(Figure record listings)
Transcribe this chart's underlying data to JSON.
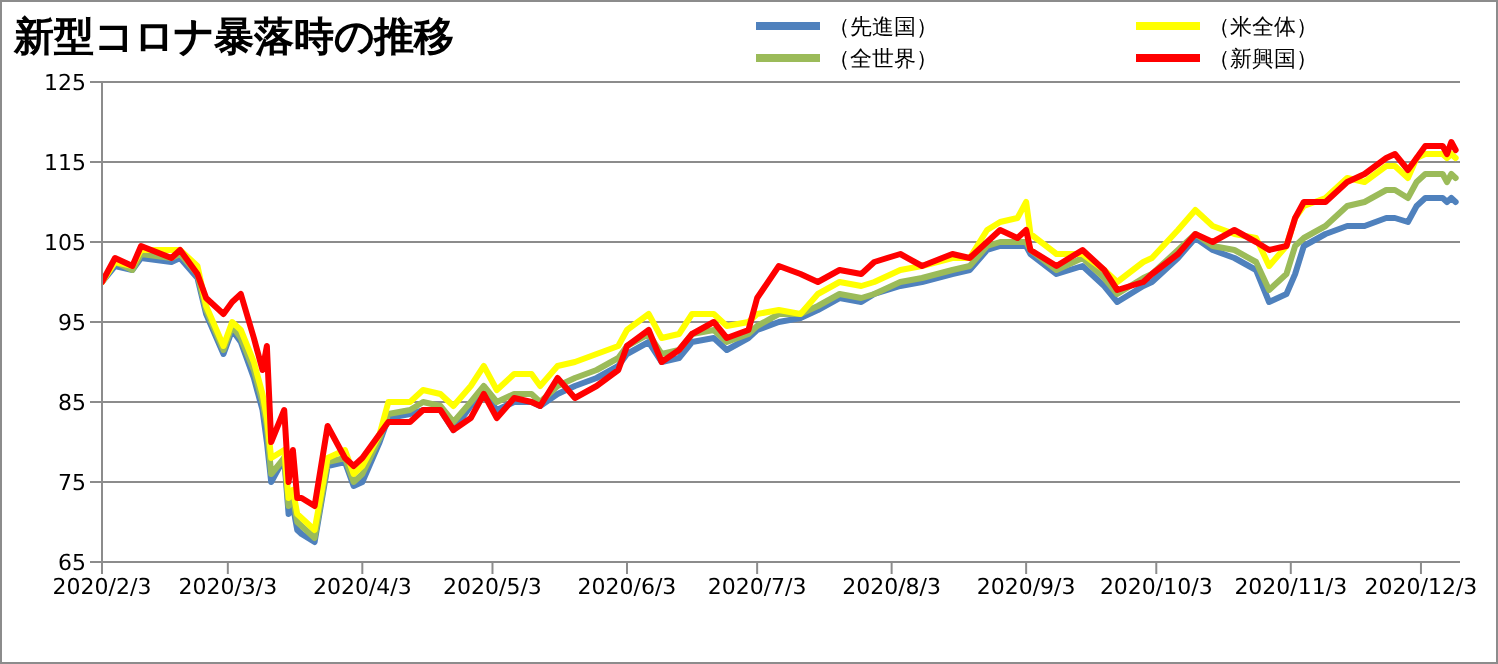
{
  "chart_data": {
    "type": "line",
    "title": "新型コロナ暴落時の推移",
    "x": [
      "2020-02-03",
      "2020-02-06",
      "2020-02-10",
      "2020-02-12",
      "2020-02-19",
      "2020-02-21",
      "2020-02-25",
      "2020-02-27",
      "2020-03-02",
      "2020-03-04",
      "2020-03-06",
      "2020-03-09",
      "2020-03-11",
      "2020-03-12",
      "2020-03-13",
      "2020-03-16",
      "2020-03-17",
      "2020-03-18",
      "2020-03-19",
      "2020-03-20",
      "2020-03-23",
      "2020-03-26",
      "2020-03-30",
      "2020-04-01",
      "2020-04-03",
      "2020-04-07",
      "2020-04-09",
      "2020-04-14",
      "2020-04-17",
      "2020-04-21",
      "2020-04-24",
      "2020-04-28",
      "2020-05-01",
      "2020-05-04",
      "2020-05-08",
      "2020-05-12",
      "2020-05-14",
      "2020-05-18",
      "2020-05-22",
      "2020-05-27",
      "2020-06-01",
      "2020-06-03",
      "2020-06-08",
      "2020-06-11",
      "2020-06-15",
      "2020-06-18",
      "2020-06-23",
      "2020-06-26",
      "2020-07-01",
      "2020-07-03",
      "2020-07-08",
      "2020-07-13",
      "2020-07-17",
      "2020-07-22",
      "2020-07-27",
      "2020-07-30",
      "2020-08-05",
      "2020-08-10",
      "2020-08-17",
      "2020-08-21",
      "2020-08-25",
      "2020-08-28",
      "2020-09-01",
      "2020-09-03",
      "2020-09-04",
      "2020-09-10",
      "2020-09-16",
      "2020-09-21",
      "2020-09-24",
      "2020-09-30",
      "2020-10-02",
      "2020-10-08",
      "2020-10-12",
      "2020-10-16",
      "2020-10-21",
      "2020-10-26",
      "2020-10-29",
      "2020-11-02",
      "2020-11-04",
      "2020-11-06",
      "2020-11-11",
      "2020-11-16",
      "2020-11-20",
      "2020-11-25",
      "2020-11-27",
      "2020-11-30",
      "2020-12-02",
      "2020-12-04",
      "2020-12-08",
      "2020-12-09",
      "2020-12-10",
      "2020-12-11"
    ],
    "series": [
      {
        "name": "（先進国）",
        "color": "#4f81bd",
        "values": [
          100,
          102,
          101.5,
          103,
          102.5,
          103,
          100.5,
          96,
          91,
          94,
          92.5,
          88,
          84,
          80,
          75,
          78,
          71,
          72,
          69,
          68.5,
          67.5,
          77,
          77.5,
          74.5,
          75,
          80,
          83,
          83.5,
          84,
          84,
          81.5,
          84.5,
          86,
          84,
          85,
          85,
          84.5,
          86,
          87,
          88,
          89.5,
          91,
          92.5,
          90,
          90.5,
          92.5,
          93,
          91.5,
          93,
          94,
          95,
          95.5,
          96.5,
          98,
          97.5,
          98.5,
          99.5,
          100,
          101,
          101.5,
          104,
          104.5,
          104.5,
          104.5,
          103.5,
          101,
          102,
          99.5,
          97.5,
          99.5,
          100,
          103,
          105.5,
          104,
          103,
          101.5,
          97.5,
          98.5,
          101,
          104.5,
          106,
          107,
          107,
          108,
          108,
          107.5,
          109.5,
          110.5,
          110.5,
          110,
          110.5,
          110
        ]
      },
      {
        "name": "（全世界）",
        "color": "#9bbb59",
        "values": [
          100,
          102.5,
          101.5,
          103.5,
          103,
          103.5,
          101,
          96.5,
          91.5,
          94.5,
          93,
          89,
          85,
          82,
          76,
          78,
          72,
          73,
          70,
          69.5,
          68,
          77.5,
          78,
          75,
          76,
          80.5,
          83.5,
          84,
          85,
          84.5,
          82.5,
          85,
          87,
          85,
          86,
          86,
          85,
          87,
          88,
          89,
          90.5,
          92,
          93.5,
          91,
          91.5,
          93.5,
          94,
          92.5,
          93.5,
          94.5,
          96,
          96,
          97,
          98.5,
          98,
          98.5,
          100,
          100.5,
          101.5,
          102,
          104.5,
          105,
          105,
          105,
          104,
          101.5,
          103,
          100.5,
          98.5,
          100.5,
          101,
          104,
          106,
          104.5,
          104,
          102.5,
          99,
          101,
          104.5,
          105.5,
          107,
          109.5,
          110,
          111.5,
          111.5,
          110.5,
          112.5,
          113.5,
          113.5,
          112.5,
          113.5,
          113
        ]
      },
      {
        "name": "（米全体）",
        "color": "#ffff00",
        "values": [
          100,
          102.5,
          102,
          104,
          104,
          104,
          102,
          97,
          92,
          95,
          94,
          90,
          86,
          83,
          78,
          79,
          73,
          74,
          71,
          70.5,
          69,
          78,
          79,
          76,
          77,
          81,
          85,
          85,
          86.5,
          86,
          84.5,
          87,
          89.5,
          86.5,
          88.5,
          88.5,
          87,
          89.5,
          90,
          91,
          92,
          94,
          96,
          93,
          93.5,
          96,
          96,
          94.5,
          95,
          96,
          96.5,
          96,
          98.5,
          100,
          99.5,
          100,
          101.5,
          102,
          103,
          103,
          106.5,
          107.5,
          108,
          110,
          106,
          103.5,
          103.5,
          101.5,
          100,
          102.5,
          103,
          106.5,
          109,
          107,
          106,
          105.5,
          102,
          104.5,
          108,
          109.5,
          110.5,
          113,
          112.5,
          114.5,
          114.5,
          113,
          115.5,
          116,
          116,
          115.5,
          116,
          115.5
        ]
      },
      {
        "name": "（新興国）",
        "color": "#ff0000",
        "values": [
          100,
          103,
          102,
          104.5,
          103,
          104,
          101,
          98,
          96,
          97.5,
          98.5,
          93,
          89,
          92,
          80,
          84,
          75,
          79,
          73,
          73,
          72,
          82,
          78,
          77,
          78,
          81,
          82.5,
          82.5,
          84,
          84,
          81.5,
          83,
          86,
          83,
          85.5,
          85,
          84.5,
          88,
          85.5,
          87,
          89,
          92,
          94,
          90,
          91.5,
          93.5,
          95,
          93,
          94,
          98,
          102,
          101,
          100,
          101.5,
          101,
          102.5,
          103.5,
          102,
          103.5,
          103,
          105,
          106.5,
          105.5,
          106.5,
          104,
          102,
          104,
          101.5,
          99,
          100,
          101,
          103.5,
          106,
          105,
          106.5,
          105,
          104,
          104.5,
          108,
          110,
          110,
          112.5,
          113.5,
          115.5,
          116,
          114,
          115.5,
          117,
          117,
          116,
          117.5,
          116.5
        ]
      }
    ],
    "xlim": [
      "2020-02-03",
      "2020-12-12"
    ],
    "xticks": [
      {
        "value": "2020-02-03",
        "label": "2020/2/3"
      },
      {
        "value": "2020-03-03",
        "label": "2020/3/3"
      },
      {
        "value": "2020-04-03",
        "label": "2020/4/3"
      },
      {
        "value": "2020-05-03",
        "label": "2020/5/3"
      },
      {
        "value": "2020-06-03",
        "label": "2020/6/3"
      },
      {
        "value": "2020-07-03",
        "label": "2020/7/3"
      },
      {
        "value": "2020-08-03",
        "label": "2020/8/3"
      },
      {
        "value": "2020-09-03",
        "label": "2020/9/3"
      },
      {
        "value": "2020-10-03",
        "label": "2020/10/3"
      },
      {
        "value": "2020-11-03",
        "label": "2020/11/3"
      },
      {
        "value": "2020-12-03",
        "label": "2020/12/3"
      }
    ],
    "ylim": [
      65,
      125
    ],
    "yticks": [
      65,
      75,
      85,
      95,
      105,
      115,
      125
    ],
    "grid": "y",
    "legend": "top right"
  }
}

GIVEN INSTRUCTION
Each line with the string "label" in it needs to be found and copied.

WRITTEN RESPONSE
        "label": "2020/2/3"
        "label": "2020/3/3"
        "label": "2020/4/3"
        "label": "2020/5/3"
        "label": "2020/6/3"
        "label": "2020/7/3"
        "label": "2020/8/3"
        "label": "2020/9/3"
        "label": "2020/10/3"
        "label": "2020/11/3"
        "label": "2020/12/3"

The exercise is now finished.